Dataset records
[start]
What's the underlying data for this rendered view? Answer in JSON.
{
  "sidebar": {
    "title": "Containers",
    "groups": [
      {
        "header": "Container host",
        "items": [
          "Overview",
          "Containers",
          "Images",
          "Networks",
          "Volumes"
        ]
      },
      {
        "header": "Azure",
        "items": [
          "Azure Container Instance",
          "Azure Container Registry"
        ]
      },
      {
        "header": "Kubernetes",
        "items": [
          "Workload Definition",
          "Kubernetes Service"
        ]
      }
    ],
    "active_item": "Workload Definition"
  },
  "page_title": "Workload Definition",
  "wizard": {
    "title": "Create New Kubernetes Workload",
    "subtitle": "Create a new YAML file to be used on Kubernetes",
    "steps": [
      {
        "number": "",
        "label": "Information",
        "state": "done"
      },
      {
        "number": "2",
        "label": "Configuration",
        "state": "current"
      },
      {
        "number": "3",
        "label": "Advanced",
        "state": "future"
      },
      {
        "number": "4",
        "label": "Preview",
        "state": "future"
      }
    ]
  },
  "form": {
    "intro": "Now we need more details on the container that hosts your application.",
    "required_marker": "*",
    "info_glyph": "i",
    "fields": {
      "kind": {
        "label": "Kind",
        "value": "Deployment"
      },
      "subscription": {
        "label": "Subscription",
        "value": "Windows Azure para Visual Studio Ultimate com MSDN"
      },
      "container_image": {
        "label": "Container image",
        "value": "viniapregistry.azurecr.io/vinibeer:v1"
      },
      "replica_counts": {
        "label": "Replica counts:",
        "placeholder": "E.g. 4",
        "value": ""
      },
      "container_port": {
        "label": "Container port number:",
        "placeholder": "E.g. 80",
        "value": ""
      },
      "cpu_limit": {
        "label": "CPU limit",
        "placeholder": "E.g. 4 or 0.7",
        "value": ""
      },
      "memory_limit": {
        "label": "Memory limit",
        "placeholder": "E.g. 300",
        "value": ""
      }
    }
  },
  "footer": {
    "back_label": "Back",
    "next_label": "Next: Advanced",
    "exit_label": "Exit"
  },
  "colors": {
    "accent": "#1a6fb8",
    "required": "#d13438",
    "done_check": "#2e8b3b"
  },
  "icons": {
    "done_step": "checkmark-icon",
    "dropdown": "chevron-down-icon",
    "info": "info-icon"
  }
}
[end]
* _Problem description_:
Copy the entries above exactly, leaving none out.

* _The completed task_:
What's the underlying data for this rendered view? Answer in JSON.
{
  "sidebar": {
    "title": "Containers",
    "groups": [
      {
        "header": "Container host",
        "items": [
          "Overview",
          "Containers",
          "Images",
          "Networks",
          "Volumes"
        ]
      },
      {
        "header": "Azure",
        "items": [
          "Azure Container Instance",
          "Azure Container Registry"
        ]
      },
      {
        "header": "Kubernetes",
        "items": [
          "Workload Definition",
          "Kubernetes Service"
        ]
      }
    ],
    "active_item": "Workload Definition"
  },
  "page_title": "Workload Definition",
  "wizard": {
    "title": "Create New Kubernetes Workload",
    "subtitle": "Create a new YAML file to be used on Kubernetes",
    "steps": [
      {
        "number": "",
        "label": "Information",
        "state": "done"
      },
      {
        "number": "2",
        "label": "Configuration",
        "state": "current"
      },
      {
        "number": "3",
        "label": "Advanced",
        "state": "future"
      },
      {
        "number": "4",
        "label": "Preview",
        "state": "future"
      }
    ]
  },
  "form": {
    "intro": "Now we need more details on the container that hosts your application.",
    "required_marker": "*",
    "info_glyph": "i",
    "fields": {
      "kind": {
        "label": "Kind",
        "value": "Deployment"
      },
      "subscription": {
        "label": "Subscription",
        "value": "Windows Azure para Visual Studio Ultimate com MSDN"
      },
      "container_image": {
        "label": "Container image",
        "value": "viniapregistry.azurecr.io/vinibeer:v1"
      },
      "replica_counts": {
        "label": "Replica counts:",
        "placeholder": "E.g. 4",
        "value": ""
      },
      "container_port": {
        "label": "Container port number:",
        "placeholder": "E.g. 80",
        "value": ""
      },
      "cpu_limit": {
        "label": "CPU limit",
        "placeholder": "E.g. 4 or 0.7",
        "value": ""
      },
      "memory_limit": {
        "label": "Memory limit",
        "placeholder": "E.g. 300",
        "value": ""
      }
    }
  },
  "footer": {
    "back_label": "Back",
    "next_label": "Next: Advanced",
    "exit_label": "Exit"
  },
  "colors": {
    "accent": "#1a6fb8",
    "required": "#d13438",
    "done_check": "#2e8b3b"
  },
  "icons": {
    "done_step": "checkmark-icon",
    "dropdown": "chevron-down-icon",
    "info": "info-icon"
  }
}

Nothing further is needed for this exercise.